§ TO BE DONE: Compile every line that includes the word "логического".

§ DATA ROWS:
* begin *

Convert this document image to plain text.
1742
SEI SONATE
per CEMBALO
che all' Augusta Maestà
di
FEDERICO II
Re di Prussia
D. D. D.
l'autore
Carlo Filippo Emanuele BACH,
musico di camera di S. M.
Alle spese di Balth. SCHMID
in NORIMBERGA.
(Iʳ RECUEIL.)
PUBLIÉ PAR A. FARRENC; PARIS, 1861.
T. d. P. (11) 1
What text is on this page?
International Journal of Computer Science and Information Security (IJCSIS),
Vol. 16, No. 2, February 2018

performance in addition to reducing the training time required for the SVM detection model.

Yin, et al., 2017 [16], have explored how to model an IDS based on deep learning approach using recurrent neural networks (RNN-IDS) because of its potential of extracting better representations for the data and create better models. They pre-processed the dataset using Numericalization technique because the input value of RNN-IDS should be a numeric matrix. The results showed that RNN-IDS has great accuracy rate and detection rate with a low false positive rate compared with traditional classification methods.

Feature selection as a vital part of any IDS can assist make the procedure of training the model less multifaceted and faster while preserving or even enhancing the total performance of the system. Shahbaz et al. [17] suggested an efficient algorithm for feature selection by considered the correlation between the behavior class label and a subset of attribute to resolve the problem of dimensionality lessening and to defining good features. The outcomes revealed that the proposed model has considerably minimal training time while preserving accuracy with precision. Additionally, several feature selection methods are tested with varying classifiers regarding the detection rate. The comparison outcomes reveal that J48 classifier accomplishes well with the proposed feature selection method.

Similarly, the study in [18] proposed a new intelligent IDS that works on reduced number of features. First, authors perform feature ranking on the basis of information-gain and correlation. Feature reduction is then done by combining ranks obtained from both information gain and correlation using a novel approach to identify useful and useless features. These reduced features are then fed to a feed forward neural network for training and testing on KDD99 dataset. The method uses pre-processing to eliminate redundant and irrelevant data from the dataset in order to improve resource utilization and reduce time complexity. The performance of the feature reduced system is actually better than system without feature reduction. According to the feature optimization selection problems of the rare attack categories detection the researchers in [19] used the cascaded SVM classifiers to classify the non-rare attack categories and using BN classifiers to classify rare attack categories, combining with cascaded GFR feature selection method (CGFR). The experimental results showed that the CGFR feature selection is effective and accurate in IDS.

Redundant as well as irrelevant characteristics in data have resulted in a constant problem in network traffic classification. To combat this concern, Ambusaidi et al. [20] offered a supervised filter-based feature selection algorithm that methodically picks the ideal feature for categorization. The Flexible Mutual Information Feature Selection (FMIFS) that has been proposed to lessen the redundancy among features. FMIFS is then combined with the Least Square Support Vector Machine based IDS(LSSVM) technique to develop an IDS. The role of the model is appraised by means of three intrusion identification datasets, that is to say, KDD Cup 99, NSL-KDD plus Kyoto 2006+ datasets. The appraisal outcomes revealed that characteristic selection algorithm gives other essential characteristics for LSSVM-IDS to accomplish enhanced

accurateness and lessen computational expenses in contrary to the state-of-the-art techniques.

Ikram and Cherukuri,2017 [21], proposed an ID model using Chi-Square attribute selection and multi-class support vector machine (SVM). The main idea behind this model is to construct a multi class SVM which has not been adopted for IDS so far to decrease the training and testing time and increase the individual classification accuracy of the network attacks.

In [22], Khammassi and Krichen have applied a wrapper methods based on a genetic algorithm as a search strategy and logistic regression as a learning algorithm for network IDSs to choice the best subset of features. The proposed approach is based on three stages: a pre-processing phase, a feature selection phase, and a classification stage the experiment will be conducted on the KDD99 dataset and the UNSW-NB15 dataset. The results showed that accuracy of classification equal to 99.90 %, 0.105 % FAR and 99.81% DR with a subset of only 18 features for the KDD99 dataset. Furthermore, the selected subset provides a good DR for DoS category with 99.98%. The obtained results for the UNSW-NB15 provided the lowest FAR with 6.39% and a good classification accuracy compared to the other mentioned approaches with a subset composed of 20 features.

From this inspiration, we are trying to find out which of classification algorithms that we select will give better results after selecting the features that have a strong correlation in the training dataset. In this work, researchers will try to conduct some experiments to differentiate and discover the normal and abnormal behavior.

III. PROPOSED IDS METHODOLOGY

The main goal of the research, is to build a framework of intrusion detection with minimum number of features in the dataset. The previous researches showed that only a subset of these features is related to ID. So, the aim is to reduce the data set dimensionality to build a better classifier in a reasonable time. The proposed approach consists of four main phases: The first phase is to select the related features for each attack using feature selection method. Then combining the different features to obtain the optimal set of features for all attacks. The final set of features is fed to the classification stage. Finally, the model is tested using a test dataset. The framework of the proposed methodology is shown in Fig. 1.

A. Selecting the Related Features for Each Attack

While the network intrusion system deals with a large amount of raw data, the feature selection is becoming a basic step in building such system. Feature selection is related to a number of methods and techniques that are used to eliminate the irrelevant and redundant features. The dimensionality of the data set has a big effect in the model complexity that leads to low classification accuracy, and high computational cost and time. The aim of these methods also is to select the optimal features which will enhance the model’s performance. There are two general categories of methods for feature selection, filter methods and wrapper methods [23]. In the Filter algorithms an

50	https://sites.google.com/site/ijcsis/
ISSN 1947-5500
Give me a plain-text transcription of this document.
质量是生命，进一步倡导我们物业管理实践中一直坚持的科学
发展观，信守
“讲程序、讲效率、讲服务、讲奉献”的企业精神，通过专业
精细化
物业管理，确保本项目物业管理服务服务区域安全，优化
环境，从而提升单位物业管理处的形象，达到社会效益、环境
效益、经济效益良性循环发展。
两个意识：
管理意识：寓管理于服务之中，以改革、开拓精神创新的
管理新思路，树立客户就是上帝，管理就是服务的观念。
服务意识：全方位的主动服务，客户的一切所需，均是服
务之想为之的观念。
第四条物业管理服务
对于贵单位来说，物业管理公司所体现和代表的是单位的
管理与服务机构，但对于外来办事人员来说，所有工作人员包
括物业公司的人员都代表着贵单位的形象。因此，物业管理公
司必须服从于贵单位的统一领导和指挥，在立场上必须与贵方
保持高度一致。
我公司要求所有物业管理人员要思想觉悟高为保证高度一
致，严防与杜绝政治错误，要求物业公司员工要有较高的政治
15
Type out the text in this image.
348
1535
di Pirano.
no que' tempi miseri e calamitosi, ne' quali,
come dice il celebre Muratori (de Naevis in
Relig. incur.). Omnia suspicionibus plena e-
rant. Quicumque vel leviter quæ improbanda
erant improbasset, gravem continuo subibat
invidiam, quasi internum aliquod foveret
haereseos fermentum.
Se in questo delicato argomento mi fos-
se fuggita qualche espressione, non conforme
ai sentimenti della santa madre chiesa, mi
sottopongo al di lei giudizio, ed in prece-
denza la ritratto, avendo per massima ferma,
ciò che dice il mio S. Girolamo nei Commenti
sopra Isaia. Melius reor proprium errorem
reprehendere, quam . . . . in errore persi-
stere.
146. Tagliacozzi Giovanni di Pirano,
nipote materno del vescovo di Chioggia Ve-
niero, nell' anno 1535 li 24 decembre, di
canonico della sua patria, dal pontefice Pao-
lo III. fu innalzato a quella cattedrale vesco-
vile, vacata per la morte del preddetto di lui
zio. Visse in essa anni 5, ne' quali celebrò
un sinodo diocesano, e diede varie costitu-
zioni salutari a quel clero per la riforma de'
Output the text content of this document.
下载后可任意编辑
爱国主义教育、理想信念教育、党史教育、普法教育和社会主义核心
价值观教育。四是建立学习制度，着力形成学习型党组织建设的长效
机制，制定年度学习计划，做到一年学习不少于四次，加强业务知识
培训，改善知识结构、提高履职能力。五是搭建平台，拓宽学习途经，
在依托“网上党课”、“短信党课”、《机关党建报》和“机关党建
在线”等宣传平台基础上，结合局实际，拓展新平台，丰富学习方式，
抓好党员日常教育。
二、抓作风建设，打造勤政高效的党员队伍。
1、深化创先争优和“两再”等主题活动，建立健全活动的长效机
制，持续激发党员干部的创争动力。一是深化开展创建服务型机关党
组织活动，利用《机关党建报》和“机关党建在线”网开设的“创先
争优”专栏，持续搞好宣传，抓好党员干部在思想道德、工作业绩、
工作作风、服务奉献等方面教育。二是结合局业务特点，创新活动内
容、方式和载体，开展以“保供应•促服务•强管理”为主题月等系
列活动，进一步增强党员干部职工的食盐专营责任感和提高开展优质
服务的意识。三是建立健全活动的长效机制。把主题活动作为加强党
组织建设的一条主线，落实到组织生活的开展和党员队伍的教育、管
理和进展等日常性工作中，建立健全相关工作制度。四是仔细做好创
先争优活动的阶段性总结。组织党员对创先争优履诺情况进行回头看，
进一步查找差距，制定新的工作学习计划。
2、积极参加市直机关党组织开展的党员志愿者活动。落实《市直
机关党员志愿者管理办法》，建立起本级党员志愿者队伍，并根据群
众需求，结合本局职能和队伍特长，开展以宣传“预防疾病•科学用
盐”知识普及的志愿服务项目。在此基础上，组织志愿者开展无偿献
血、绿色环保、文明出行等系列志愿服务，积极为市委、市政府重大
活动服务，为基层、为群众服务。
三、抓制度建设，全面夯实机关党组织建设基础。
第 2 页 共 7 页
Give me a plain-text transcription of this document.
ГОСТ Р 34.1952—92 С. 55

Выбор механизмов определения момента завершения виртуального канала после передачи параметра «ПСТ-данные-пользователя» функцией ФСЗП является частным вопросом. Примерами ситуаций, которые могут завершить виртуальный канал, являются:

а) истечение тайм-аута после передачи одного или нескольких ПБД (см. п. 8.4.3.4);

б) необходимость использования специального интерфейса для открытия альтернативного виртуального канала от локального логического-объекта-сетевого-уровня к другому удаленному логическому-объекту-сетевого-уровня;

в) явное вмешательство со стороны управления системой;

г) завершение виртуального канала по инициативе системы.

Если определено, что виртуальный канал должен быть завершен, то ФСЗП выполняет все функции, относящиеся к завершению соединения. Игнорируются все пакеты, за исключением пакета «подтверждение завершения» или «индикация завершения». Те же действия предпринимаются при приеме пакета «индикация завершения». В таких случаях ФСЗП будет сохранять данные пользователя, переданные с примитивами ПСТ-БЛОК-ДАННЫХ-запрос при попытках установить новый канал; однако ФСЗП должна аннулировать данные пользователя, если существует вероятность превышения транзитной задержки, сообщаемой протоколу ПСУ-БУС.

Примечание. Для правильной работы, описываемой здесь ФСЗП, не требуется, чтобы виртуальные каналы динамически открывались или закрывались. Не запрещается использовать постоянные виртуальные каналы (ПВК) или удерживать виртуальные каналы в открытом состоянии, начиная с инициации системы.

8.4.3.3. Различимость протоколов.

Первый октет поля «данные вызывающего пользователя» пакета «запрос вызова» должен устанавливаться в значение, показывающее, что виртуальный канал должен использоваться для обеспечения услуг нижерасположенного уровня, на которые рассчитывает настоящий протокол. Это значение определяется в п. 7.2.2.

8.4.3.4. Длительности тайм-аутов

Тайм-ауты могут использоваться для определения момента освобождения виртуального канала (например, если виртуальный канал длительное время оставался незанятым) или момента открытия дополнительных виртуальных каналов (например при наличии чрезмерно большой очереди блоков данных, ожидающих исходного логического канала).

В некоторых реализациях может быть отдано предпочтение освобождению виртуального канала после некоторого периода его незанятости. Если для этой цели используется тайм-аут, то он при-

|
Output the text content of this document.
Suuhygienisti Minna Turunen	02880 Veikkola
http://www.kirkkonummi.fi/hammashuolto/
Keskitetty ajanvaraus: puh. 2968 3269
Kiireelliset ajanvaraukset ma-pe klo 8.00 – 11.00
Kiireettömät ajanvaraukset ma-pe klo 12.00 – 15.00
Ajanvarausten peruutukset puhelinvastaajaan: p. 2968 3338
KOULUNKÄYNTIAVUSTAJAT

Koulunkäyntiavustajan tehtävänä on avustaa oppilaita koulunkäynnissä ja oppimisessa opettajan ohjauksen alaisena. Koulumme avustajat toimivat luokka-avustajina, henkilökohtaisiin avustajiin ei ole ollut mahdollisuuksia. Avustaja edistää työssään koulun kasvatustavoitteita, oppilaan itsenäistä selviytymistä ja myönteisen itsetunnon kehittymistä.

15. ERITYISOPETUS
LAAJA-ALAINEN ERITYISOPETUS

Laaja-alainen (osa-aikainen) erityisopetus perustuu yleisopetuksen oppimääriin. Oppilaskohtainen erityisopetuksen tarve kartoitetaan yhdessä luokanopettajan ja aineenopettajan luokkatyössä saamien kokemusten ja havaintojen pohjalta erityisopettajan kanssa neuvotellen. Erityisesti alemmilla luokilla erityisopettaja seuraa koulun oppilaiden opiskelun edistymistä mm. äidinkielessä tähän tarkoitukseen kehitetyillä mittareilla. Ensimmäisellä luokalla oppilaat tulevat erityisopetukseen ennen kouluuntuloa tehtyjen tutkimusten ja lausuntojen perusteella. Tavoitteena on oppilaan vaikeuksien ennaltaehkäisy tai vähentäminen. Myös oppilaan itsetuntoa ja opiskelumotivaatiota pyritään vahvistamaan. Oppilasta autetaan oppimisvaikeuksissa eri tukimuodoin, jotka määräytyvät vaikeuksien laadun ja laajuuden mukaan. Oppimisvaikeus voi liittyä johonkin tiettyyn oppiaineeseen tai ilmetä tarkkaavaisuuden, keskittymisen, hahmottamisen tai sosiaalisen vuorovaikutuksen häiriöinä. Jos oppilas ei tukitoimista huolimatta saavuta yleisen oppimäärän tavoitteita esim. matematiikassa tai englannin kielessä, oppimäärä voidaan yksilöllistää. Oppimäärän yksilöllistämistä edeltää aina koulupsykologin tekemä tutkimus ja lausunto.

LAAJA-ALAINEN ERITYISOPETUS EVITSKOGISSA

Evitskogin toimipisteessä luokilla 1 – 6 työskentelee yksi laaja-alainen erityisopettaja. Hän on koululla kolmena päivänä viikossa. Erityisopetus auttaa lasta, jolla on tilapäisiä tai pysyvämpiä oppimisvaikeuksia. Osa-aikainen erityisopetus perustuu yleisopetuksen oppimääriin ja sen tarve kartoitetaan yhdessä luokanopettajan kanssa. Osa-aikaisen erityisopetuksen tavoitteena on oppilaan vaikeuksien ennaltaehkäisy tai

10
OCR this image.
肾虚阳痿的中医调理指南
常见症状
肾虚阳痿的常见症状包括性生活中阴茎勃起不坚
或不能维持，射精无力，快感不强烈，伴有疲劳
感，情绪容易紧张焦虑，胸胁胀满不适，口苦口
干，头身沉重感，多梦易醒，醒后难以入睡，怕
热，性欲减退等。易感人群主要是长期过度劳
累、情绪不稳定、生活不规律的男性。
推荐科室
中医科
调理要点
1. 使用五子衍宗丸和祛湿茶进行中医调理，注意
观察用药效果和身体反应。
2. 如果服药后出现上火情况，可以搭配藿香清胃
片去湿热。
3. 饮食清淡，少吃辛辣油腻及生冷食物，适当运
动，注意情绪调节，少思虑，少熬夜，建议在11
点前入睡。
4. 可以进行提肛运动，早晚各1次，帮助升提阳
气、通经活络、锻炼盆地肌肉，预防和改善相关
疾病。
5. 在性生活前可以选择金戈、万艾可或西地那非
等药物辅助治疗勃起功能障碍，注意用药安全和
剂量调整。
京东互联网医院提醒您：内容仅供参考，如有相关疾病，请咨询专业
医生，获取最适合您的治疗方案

* end *

§ ANSWER TO THIS EXERCISE:
б) необходимость использования специального интерфейса для открытия альтернативного виртуального канала от локального логического-объекта-сетевого-уровня к другому удаленному логическому-объекту-сетевого-уровня;
Тайм-ауты могут использоваться для определения момента освобождения виртуального канала (например, если виртуальный канал длительное время оставался незанятым) или момента открытия дополнительных виртуальных каналов (например при наличии чрезмерно большой очереди блоков данных, ожидающих исходного логического канала).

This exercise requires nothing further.